■ **WHAT YOU SHOULD DO**: Find the lines with the string "text" and return them.

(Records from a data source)
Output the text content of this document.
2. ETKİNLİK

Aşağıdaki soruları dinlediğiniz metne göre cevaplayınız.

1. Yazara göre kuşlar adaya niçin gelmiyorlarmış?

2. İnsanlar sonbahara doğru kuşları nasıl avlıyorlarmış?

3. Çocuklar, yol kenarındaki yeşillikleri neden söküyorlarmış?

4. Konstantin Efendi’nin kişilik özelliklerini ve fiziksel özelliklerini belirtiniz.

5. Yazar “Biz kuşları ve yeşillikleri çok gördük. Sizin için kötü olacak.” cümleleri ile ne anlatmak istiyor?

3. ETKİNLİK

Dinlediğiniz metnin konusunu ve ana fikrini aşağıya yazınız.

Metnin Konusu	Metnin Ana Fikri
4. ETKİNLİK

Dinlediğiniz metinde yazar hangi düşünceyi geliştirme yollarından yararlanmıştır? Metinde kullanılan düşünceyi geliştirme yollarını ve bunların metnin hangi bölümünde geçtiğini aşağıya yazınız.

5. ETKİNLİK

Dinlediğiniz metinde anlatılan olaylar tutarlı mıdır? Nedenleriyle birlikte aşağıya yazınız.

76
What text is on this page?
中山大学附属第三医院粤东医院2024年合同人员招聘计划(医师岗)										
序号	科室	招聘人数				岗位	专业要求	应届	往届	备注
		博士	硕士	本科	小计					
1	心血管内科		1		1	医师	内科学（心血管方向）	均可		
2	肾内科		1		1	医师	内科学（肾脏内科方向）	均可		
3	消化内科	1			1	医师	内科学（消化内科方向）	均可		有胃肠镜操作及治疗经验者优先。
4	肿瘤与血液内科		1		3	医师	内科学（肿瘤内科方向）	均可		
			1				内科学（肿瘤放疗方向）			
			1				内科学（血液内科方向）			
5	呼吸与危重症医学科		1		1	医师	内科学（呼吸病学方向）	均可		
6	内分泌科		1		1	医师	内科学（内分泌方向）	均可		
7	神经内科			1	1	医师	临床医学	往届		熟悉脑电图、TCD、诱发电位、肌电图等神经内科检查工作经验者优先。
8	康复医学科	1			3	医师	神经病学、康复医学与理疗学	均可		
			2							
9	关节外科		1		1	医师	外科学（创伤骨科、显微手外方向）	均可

...

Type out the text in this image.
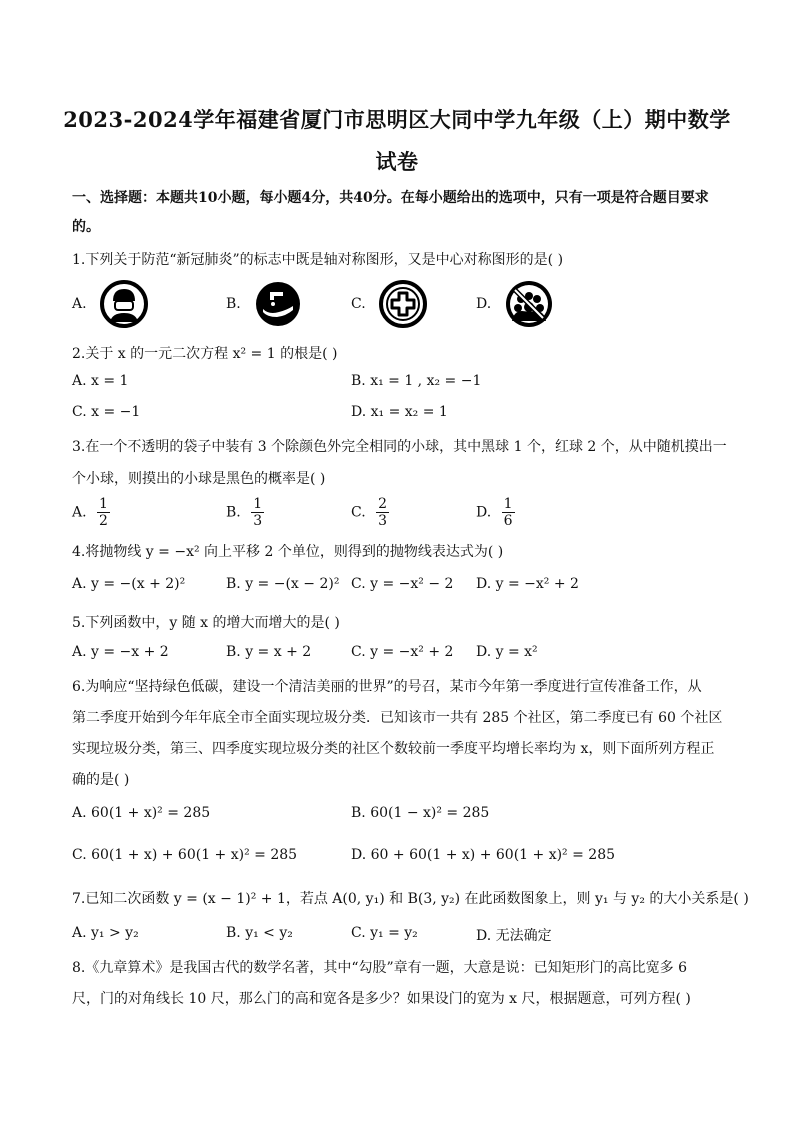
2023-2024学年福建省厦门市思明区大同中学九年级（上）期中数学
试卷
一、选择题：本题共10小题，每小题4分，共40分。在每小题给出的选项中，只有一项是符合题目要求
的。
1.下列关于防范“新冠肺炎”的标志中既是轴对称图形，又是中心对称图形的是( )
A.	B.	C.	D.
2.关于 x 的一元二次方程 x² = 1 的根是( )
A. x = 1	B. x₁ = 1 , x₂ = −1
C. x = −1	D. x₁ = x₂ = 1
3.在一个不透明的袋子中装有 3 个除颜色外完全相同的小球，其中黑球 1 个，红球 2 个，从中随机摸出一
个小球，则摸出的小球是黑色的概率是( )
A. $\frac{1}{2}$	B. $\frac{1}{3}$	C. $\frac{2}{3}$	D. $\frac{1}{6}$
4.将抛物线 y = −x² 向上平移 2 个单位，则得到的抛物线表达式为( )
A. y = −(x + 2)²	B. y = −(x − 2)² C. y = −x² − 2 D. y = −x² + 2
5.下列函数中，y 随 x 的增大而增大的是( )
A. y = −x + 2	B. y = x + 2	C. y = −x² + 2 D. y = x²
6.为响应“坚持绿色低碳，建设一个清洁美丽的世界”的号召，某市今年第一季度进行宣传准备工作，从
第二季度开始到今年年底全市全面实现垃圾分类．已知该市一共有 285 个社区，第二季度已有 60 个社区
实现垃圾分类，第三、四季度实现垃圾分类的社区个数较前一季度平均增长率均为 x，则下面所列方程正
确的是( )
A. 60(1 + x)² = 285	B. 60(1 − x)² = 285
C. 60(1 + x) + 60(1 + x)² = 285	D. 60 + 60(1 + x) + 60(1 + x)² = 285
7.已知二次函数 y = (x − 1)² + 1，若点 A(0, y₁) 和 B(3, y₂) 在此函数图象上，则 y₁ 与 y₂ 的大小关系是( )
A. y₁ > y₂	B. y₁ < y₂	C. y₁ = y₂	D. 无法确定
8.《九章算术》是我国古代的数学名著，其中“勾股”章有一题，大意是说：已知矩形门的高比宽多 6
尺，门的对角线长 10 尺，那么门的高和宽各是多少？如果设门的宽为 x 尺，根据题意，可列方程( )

--

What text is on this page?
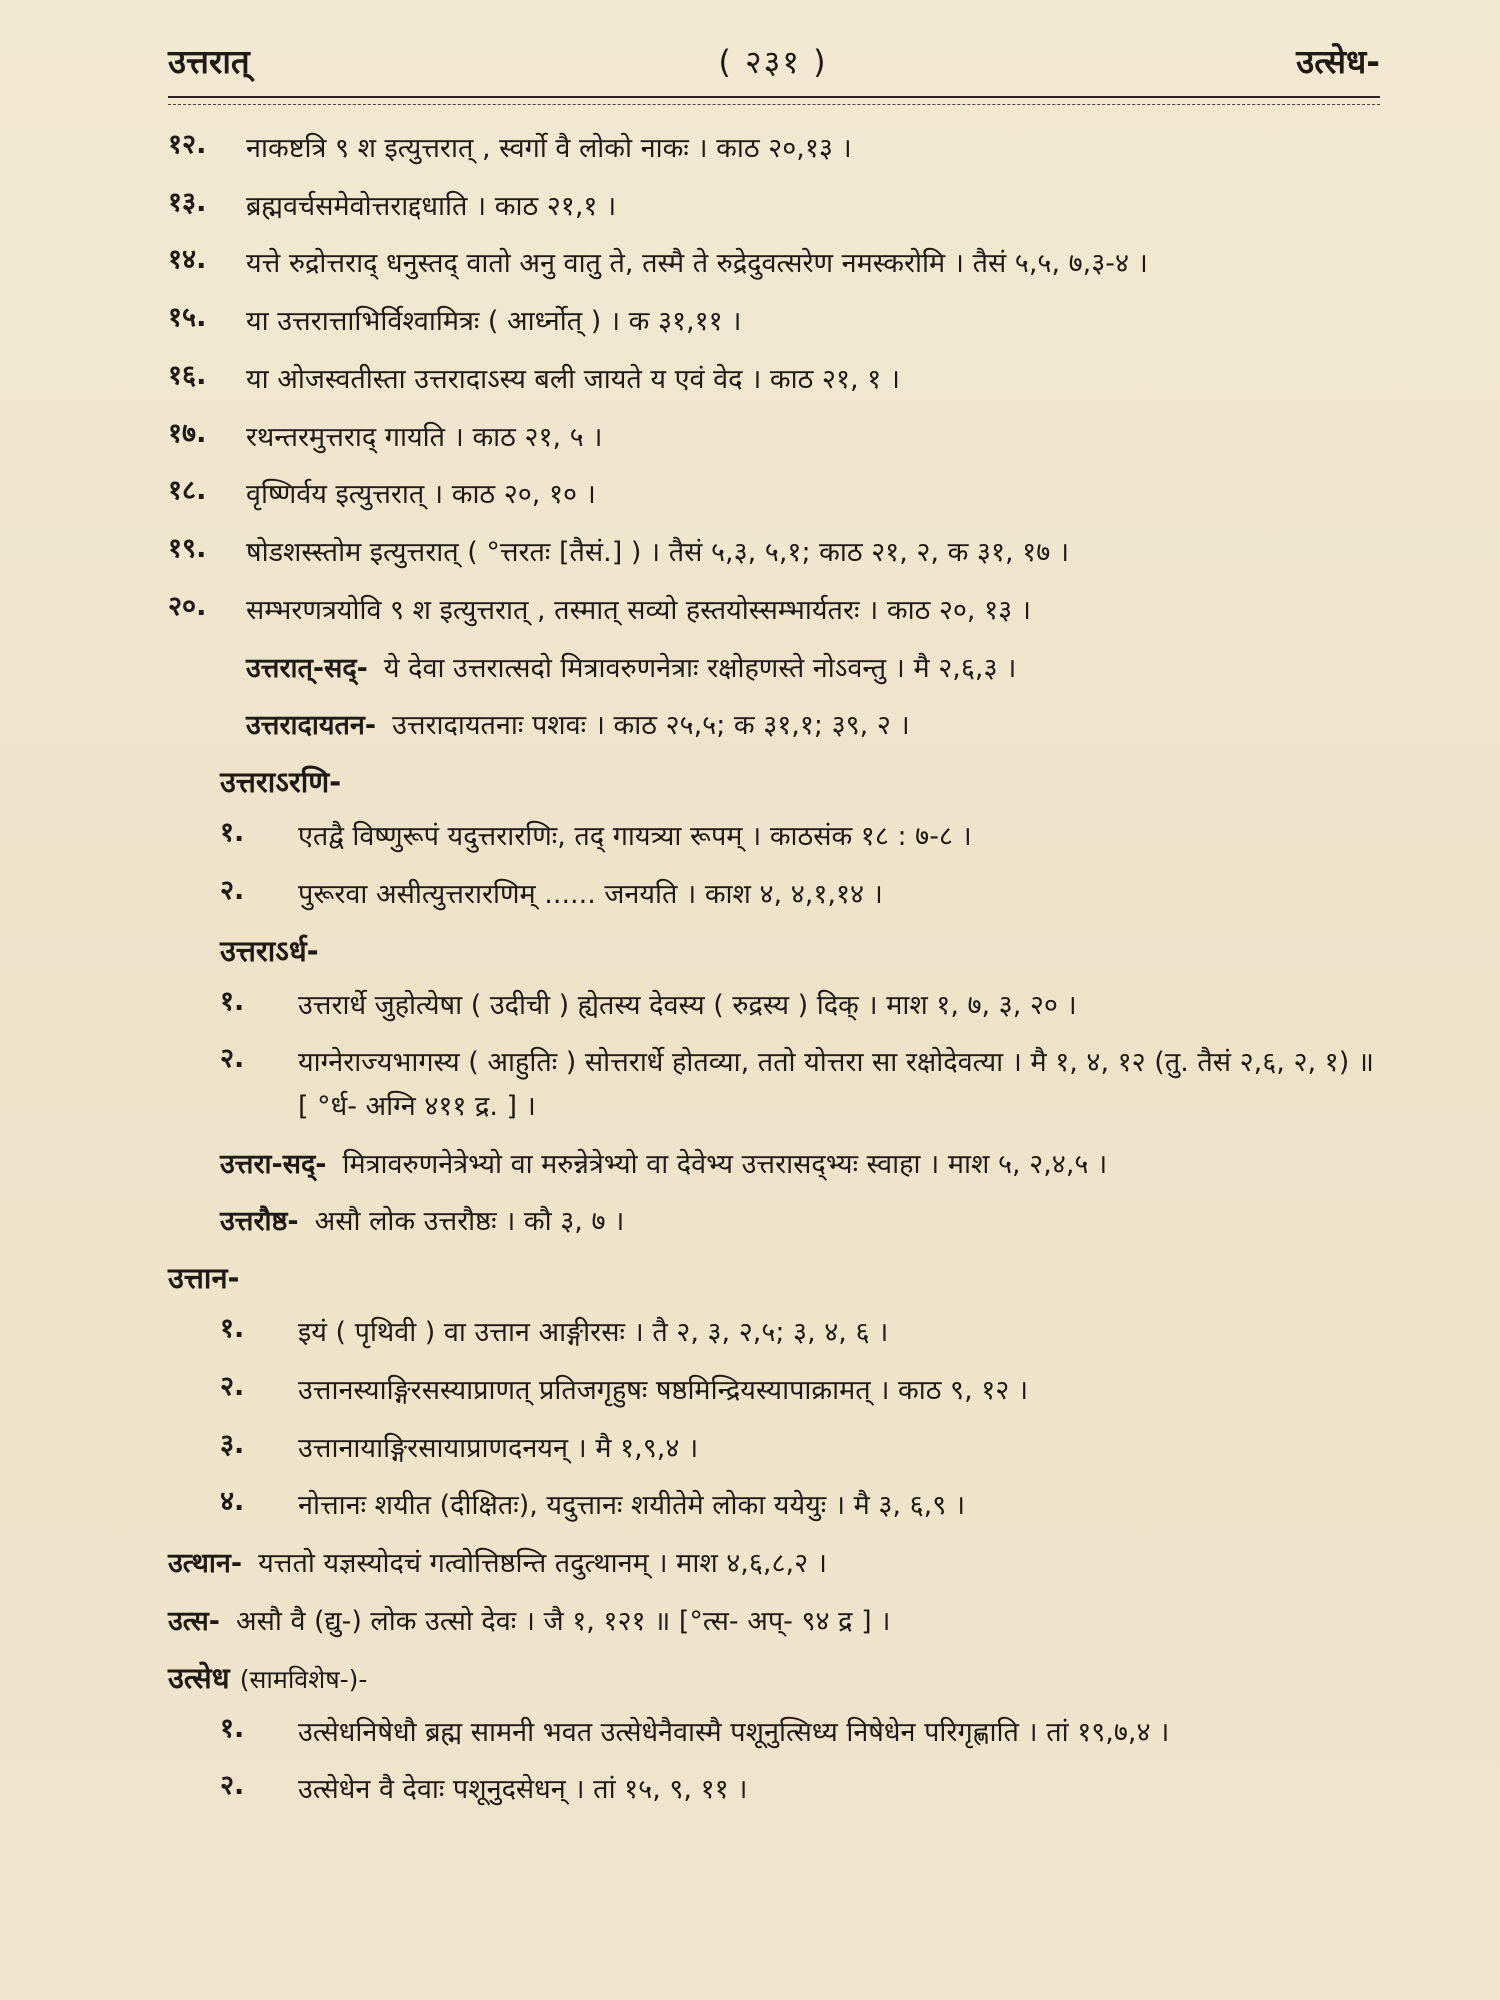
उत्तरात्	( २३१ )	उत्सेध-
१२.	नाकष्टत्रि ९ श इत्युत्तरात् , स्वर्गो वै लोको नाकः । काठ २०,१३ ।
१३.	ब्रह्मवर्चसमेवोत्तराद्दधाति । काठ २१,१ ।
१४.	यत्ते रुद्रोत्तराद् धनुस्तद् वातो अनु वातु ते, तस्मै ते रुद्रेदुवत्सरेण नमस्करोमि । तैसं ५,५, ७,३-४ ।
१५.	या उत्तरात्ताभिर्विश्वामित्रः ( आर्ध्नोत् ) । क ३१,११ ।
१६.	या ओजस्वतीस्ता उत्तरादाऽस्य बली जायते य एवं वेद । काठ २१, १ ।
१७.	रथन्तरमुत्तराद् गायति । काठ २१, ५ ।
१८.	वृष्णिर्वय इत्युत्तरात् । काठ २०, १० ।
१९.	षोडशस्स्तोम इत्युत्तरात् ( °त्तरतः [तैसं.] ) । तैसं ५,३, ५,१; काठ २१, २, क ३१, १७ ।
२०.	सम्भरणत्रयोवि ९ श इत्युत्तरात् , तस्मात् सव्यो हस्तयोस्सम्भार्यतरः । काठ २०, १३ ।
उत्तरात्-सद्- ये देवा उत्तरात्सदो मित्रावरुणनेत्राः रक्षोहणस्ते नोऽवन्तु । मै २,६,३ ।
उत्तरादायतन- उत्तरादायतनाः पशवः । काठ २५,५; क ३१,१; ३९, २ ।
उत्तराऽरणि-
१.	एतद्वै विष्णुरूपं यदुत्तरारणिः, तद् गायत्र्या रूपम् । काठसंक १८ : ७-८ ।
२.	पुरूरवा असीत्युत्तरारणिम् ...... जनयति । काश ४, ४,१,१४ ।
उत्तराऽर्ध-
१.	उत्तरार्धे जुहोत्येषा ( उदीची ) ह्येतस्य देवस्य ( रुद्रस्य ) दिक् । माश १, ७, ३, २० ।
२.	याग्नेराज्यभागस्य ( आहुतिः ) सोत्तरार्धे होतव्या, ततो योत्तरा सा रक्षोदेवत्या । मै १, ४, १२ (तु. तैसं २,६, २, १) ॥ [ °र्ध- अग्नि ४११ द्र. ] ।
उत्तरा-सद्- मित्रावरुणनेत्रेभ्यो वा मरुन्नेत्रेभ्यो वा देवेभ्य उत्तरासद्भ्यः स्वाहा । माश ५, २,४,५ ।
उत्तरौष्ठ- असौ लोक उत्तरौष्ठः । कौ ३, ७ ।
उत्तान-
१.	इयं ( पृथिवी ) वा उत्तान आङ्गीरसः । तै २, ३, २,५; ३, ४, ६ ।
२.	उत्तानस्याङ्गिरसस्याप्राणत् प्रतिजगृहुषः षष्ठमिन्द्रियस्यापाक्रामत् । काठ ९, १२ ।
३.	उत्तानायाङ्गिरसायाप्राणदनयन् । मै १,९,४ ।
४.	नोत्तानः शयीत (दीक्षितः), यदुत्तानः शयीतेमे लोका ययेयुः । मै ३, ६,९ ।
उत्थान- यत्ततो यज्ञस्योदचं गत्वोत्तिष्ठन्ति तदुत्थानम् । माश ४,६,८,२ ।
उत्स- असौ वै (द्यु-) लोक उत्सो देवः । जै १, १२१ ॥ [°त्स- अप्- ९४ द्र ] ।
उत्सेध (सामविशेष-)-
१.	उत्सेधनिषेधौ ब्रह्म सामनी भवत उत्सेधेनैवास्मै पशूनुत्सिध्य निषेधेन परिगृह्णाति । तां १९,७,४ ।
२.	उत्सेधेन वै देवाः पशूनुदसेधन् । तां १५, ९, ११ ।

■ **TASK RESULT**:
Output the text content of this document.
What text is on this page?
Type out the text in this image.
What text is on this page?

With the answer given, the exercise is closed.